▶ [Reading passage]:

Ophir Cohen December 7, 2008 at 6:42 pm

Hey Nathan,
This is a very strong post! I personally like best the redirection method, however I’ve heard lately that Google can actually tell which are tracking parameters sometimes, I guess especially when you use the GA tracking syntax such as utm_… etc.

Dave Dugdale December 8, 2008 at 7:20 am

Nathan good post, I must say I was impressed at Microsoft’s showing at PubCon last month. Everyone I spoke to at your booth was very knowledgable. Which was quite the opposite at the Google booth, I have several questions on the Google products like Google Ad Manager that no one could answer. Very disappointing.

With the absence of Yahoo at PubCon, could we be seeing MS starting to really make a strong effort at becoming the #2 search engine. It just seems like with the brain drain over at Yahoo and having two guys like Nathan and Jeremiah Andrick, MS might have a case at this.

Jonathan Hochman December 8, 2008 at 10:04 pm

*Sigh*

Why are we jumping through hoops for the search engines? There should be a meta tag where we can list URL parameters that have no impact on content. All such parameters should be ignored by the search engines. Is this really so hard?

Yeah, this could be gamed, but so can a lot of other web development methods. If the search engines are worried about abuse, they can run tests to see if the pages generated with the ignored URL parameters are equivalent, or not.

Jaan Kanellis December 9, 2008 at 2:37 pm

I would love to see the same type of detailed post for out-bound (internal and external) link tracking using Google Analytics and other tracking systems

Nick Gerner December 10, 2008 at 10:47 am

I see these issues all the time from big players. It’s just astounding to see how frequently this happens.

I agree with the spirit of Jonathan’s comment above about jumping through hoops for the search engines. I once heard that a "useful test is to ask… would I do this if search engines didn’t exist?" And it probably is in many cases.

But I think Nathan points out a great reference regarding the usability issues these tracking parameters introduce. It hurts your users too! And the reality is, we’re all getting traffic from the search engines. Even my pitiful blog traffic is mostly search engine based.

▶ [Your tasks]:
[A] In the blog comments, which method does Ophir Cohen say he personally likes best?
[B] In the blog comments, why did Dave Dugdale find the Google booth at PubCon disappointing?
[C] Write a continuation of the blog comments about URL tracking parameters, beginning after their final sentence.

▶ [Listings of boxed layout items]:
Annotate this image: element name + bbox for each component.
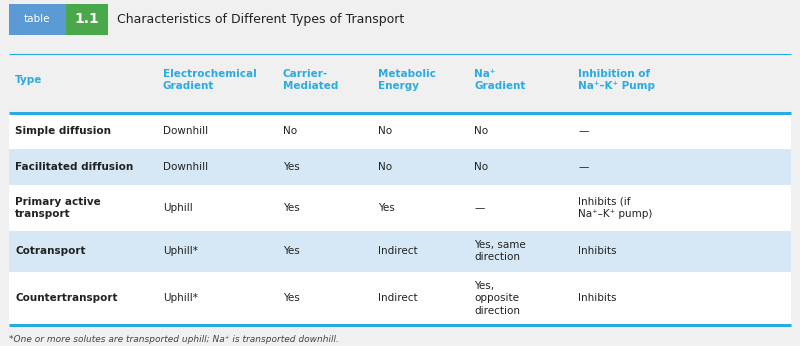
Text: Inhibits (if
Na⁺–K⁺ pump): Inhibits (if Na⁺–K⁺ pump)	[578, 197, 653, 219]
Text: Characteristics of Different Types of Transport: Characteristics of Different Types of Tr…	[118, 13, 405, 26]
Text: Simple diffusion: Simple diffusion	[15, 126, 111, 136]
Text: Yes, same
direction: Yes, same direction	[474, 240, 526, 263]
Text: —: —	[578, 162, 589, 172]
Text: No: No	[378, 126, 393, 136]
Text: Uphill: Uphill	[163, 203, 193, 213]
Text: Facilitated diffusion: Facilitated diffusion	[15, 162, 134, 172]
Text: Yes: Yes	[282, 246, 299, 256]
Text: Type: Type	[15, 75, 42, 85]
Text: Downhill: Downhill	[163, 162, 208, 172]
Text: Indirect: Indirect	[378, 246, 418, 256]
Text: No: No	[474, 162, 488, 172]
Text: No: No	[282, 126, 297, 136]
Text: Na⁺
Gradient: Na⁺ Gradient	[474, 69, 526, 91]
Text: *One or more solutes are transported uphill; Na⁺ is transported downhill.: *One or more solutes are transported uph…	[9, 335, 338, 344]
Text: Yes,
opposite
direction: Yes, opposite direction	[474, 281, 520, 316]
Text: No: No	[378, 162, 393, 172]
Text: 1.1: 1.1	[74, 12, 99, 26]
FancyBboxPatch shape	[9, 231, 791, 272]
FancyBboxPatch shape	[9, 113, 791, 149]
FancyBboxPatch shape	[9, 4, 66, 35]
FancyBboxPatch shape	[9, 185, 791, 231]
Text: Inhibition of
Na⁺–K⁺ Pump: Inhibition of Na⁺–K⁺ Pump	[578, 69, 655, 91]
Text: Yes: Yes	[282, 203, 299, 213]
Text: Electrochemical
Gradient: Electrochemical Gradient	[163, 69, 257, 91]
Text: table: table	[24, 15, 50, 25]
Text: Yes: Yes	[282, 162, 299, 172]
Text: Downhill: Downhill	[163, 126, 208, 136]
Text: —: —	[474, 203, 485, 213]
Text: —: —	[578, 126, 589, 136]
Text: No: No	[474, 126, 488, 136]
Text: Yes: Yes	[378, 203, 395, 213]
Text: Indirect: Indirect	[378, 293, 418, 303]
Text: Primary active
transport: Primary active transport	[15, 197, 101, 219]
FancyBboxPatch shape	[66, 4, 108, 35]
FancyBboxPatch shape	[9, 272, 791, 325]
Text: Carrier-
Mediated: Carrier- Mediated	[282, 69, 338, 91]
Text: Countertransport: Countertransport	[15, 293, 118, 303]
Text: Inhibits: Inhibits	[578, 246, 617, 256]
Text: Uphill*: Uphill*	[163, 246, 198, 256]
Text: Cotransport: Cotransport	[15, 246, 86, 256]
Text: Uphill*: Uphill*	[163, 293, 198, 303]
Text: Inhibits: Inhibits	[578, 293, 617, 303]
Text: Metabolic
Energy: Metabolic Energy	[378, 69, 436, 91]
Text: Yes: Yes	[282, 293, 299, 303]
FancyBboxPatch shape	[9, 149, 791, 185]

▶ [Answers below]:
[A] The redirection method.

[B] He had several questions about Google products, such as Google Ad Manager, and no one at the booth could answer them.

[C]
Given the small investment involved (take your pick of Nate’s several choices), this seems a small tax to pay to improve usability, click-throughs, and searchability.

Nice work Nate ;)

David - About Results Marketing December 10, 2008 at 7:21 pm

Great Post, I’m a real fan of Avinash, and have been killing myself on how to implement tracking on my websites. My clients don’t really do much with social media (as per your specific example), and it’s enough for me to know which site the traffic is coming from, which shows up anyways.

What I really wanted to implement was a source to track which navigation links users are clicking on. However, as mentioned, this provides some issues. The 301 redirect should be enough – as the dynamic URL is never in the navigation bar, and the user will only get it if they right click the page. Even then, it merely redirects to the correct page.

I’m assuming that the search engines are working on filtering it out, although it would be nice to see an industry wide effort among developers and the search engines in creating a standardized format for link tracking, session parameters, and simple URL conventions.

That would lose all of us SEO consultants some excuse for charging money – but it would really save some time ;)

Nathan Buggia December 10, 2008 at 4:28 pm

Thank you all for the great comments.

To Nick and Jonathan, I wish I could tell you guys about all the wonderful things we’re working on, but all I can say at this point is we hear your feedback loud and clear.

Jane and Robot will be the first to update this article should a better solution come along.

Van Lease December 11, 2008 at 10:08 pm

The 301 redirect method is my favoured option, although it does have limitations as you’ve pointed out in your thorough post.
I’ve been toying with using the robots.txt approach for a while and your post may be just the prompt I need to give it a try. Many Thanks

Malte Landwehr December 14, 2008 at 4:26 am

Haven’t read the whole article yet but the first advices sounded great. Bookmarked!

WannaDevelop.com December 15, 2008 at 10:00 pm

I’m going to give this a try.. Very interesting :)

Mike

Raffi December 17, 2008 at 4:37 am

I know I’m a little bit late to the party, but I have another suggestion for query parameters.

Spiders don’t report a referrer because they are direct-load. You could check for a referrer and when you don’t see one do a 301 redirect to the "clean" URL.

This way if someone else blogs about your URL you get the link credit from Google and can still track visitors that click through. Only "issue" I would see is that you’d lose tracking on someone who bookmarks your URL with parameters (on subsequent visits).

You’re still serving the same content to visitors and bots and you’re doing it without regard to user-agents.

I’d love to hear people’s thoughts on this.

ADAC December 28, 2008 at 3:47 pm

Thanks for the insight into how the search engines look at things. Most of these problems can be easily avoided if you know about them before you start programming the site.

zara clothing January 6, 2009 at 7:31 pm

I still don’t get it why some webmasters make multiple pages with the same content ?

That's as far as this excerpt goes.